» WHAT IS EXPECTED
Restate each of the lines given below, word for word.

─── MATERIAL FOR THIS TASK

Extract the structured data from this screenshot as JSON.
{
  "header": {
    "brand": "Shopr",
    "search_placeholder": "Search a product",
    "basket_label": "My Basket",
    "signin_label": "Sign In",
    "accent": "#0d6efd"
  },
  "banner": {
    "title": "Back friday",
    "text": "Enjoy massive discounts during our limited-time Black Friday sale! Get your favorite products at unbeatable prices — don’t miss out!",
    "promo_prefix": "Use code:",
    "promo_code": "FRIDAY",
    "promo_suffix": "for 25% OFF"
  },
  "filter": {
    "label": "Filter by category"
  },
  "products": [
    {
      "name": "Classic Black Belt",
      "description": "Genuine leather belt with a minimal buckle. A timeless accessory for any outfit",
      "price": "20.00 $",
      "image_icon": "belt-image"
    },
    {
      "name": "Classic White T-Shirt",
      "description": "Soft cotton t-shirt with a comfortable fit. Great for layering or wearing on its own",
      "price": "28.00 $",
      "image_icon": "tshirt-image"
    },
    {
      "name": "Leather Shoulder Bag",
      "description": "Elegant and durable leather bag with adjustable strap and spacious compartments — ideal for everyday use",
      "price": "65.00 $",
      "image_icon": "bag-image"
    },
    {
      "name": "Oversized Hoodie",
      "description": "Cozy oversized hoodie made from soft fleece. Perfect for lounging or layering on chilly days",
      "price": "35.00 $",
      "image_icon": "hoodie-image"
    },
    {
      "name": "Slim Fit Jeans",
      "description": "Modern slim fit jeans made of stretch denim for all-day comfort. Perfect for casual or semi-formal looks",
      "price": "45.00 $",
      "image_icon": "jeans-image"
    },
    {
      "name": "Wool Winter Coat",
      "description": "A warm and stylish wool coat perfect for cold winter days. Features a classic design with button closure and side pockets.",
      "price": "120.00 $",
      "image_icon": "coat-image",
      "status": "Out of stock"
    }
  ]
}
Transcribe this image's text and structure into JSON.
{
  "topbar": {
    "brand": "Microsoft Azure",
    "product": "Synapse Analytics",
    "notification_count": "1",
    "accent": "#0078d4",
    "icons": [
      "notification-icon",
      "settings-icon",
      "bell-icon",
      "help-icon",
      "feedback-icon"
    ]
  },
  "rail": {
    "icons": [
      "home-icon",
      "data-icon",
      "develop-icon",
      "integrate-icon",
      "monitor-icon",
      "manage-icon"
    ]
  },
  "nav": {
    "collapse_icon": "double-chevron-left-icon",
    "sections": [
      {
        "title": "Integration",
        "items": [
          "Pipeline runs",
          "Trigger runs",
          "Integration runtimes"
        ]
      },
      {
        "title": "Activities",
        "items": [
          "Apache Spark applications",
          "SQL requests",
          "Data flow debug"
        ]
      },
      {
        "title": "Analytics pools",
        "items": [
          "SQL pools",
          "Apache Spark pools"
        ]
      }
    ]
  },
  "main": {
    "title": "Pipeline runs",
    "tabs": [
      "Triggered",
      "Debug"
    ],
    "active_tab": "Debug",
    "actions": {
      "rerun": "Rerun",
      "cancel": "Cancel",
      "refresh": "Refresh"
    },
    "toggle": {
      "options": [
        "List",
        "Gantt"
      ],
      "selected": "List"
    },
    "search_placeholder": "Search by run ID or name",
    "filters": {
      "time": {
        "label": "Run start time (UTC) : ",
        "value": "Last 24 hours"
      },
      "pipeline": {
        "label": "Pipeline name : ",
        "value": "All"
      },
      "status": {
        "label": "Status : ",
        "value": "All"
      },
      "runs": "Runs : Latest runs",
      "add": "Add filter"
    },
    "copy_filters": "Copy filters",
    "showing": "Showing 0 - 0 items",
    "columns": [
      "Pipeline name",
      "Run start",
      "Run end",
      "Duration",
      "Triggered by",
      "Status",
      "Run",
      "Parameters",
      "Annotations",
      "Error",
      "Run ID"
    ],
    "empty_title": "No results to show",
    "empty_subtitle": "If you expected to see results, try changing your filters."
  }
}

──────

» ANSWER TO THE TASK
Extract the structured data from this screenshot as JSON.
{
  "header": {
    "brand": "Shopr",
    "search_placeholder": "Search a product",
    "basket_label": "My Basket",
    "signin_label": "Sign In",
    "accent": "#0d6efd"
  },
  "banner": {
    "title": "Back friday",
    "text": "Enjoy massive discounts during our limited-time Black Friday sale! Get your favorite products at unbeatable prices — don’t miss out!",
    "promo_prefix": "Use code:",
    "promo_code": "FRIDAY",
    "promo_suffix": "for 25% OFF"
  },
  "filter": {
    "label": "Filter by category"
  },
  "products": [
    {
      "name": "Classic Black Belt",
      "description": "Genuine leather belt with a minimal buckle. A timeless accessory for any outfit",
      "price": "20.00 $",
      "image_icon": "belt-image"
    },
    {
      "name": "Classic White T-Shirt",
      "description": "Soft cotton t-shirt with a comfortable fit. Great for layering or wearing on its own",
      "price": "28.00 $",
      "image_icon": "tshirt-image"
    },
    {
      "name": "Leather Shoulder Bag",
      "description": "Elegant and durable leather bag with adjustable strap and spacious compartments — ideal for everyday use",
      "price": "65.00 $",
      "image_icon": "bag-image"
    },
    {
      "name": "Oversized Hoodie",
      "description": "Cozy oversized hoodie made from soft fleece. Perfect for lounging or layering on chilly days",
      "price": "35.00 $",
      "image_icon": "hoodie-image"
    },
    {
      "name": "Slim Fit Jeans",
      "description": "Modern slim fit jeans made of stretch denim for all-day comfort. Perfect for casual or semi-formal looks",
      "price": "45.00 $",
      "image_icon": "jeans-image"
    },
    {
      "name": "Wool Winter Coat",
      "description": "A warm and stylish wool coat perfect for cold winter days. Features a classic design with button closure and side pockets.",
      "price": "120.00 $",
      "image_icon": "coat-image",
      "status": "Out of stock"
    }
  ]
}
Transcribe this image's text and structure into JSON.
{
  "topbar": {
    "brand": "Microsoft Azure",
    "product": "Synapse Analytics",
    "notification_count": "1",
    "accent": "#0078d4",
    "icons": [
      "notification-icon",
      "settings-icon",
      "bell-icon",
      "help-icon",
      "feedback-icon"
    ]
  },
  "rail": {
    "icons": [
      "home-icon",
      "data-icon",
      "develop-icon",
      "integrate-icon",
      "monitor-icon",
      "manage-icon"
    ]
  },
  "nav": {
    "collapse_icon": "double-chevron-left-icon",
    "sections": [
      {
        "title": "Integration",
        "items": [
          "Pipeline runs",
          "Trigger runs",
          "Integration runtimes"
        ]
      },
      {
        "title": "Activities",
        "items": [
          "Apache Spark applications",
          "SQL requests",
          "Data flow debug"
        ]
      },
      {
        "title": "Analytics pools",
        "items": [
          "SQL pools",
          "Apache Spark pools"
        ]
      }
    ]
  },
  "main": {
    "title": "Pipeline runs",
    "tabs": [
      "Triggered",
      "Debug"
    ],
    "active_tab": "Debug",
    "actions": {
      "rerun": "Rerun",
      "cancel": "Cancel",
      "refresh": "Refresh"
    },
    "toggle": {
      "options": [
        "List",
        "Gantt"
      ],
      "selected": "List"
    },
    "search_placeholder": "Search by run ID or name",
    "filters": {
      "time": {
        "label": "Run start time (UTC) : ",
        "value": "Last 24 hours"
      },
      "pipeline": {
        "label": "Pipeline name : ",
        "value": "All"
      },
      "status": {
        "label": "Status : ",
        "value": "All"
      },
      "runs": "Runs : Latest runs",
      "add": "Add filter"
    },
    "copy_filters": "Copy filters",
    "showing": "Showing 0 - 0 items",
    "columns": [
      "Pipeline name",
      "Run start",
      "Run end",
      "Duration",
      "Triggered by",
      "Status",
      "Run",
      "Parameters",
      "Annotations",
      "Error",
      "Run ID"
    ],
    "empty_title": "No results to show",
    "empty_subtitle": "If you expected to see results, try changing your filters."
  }
}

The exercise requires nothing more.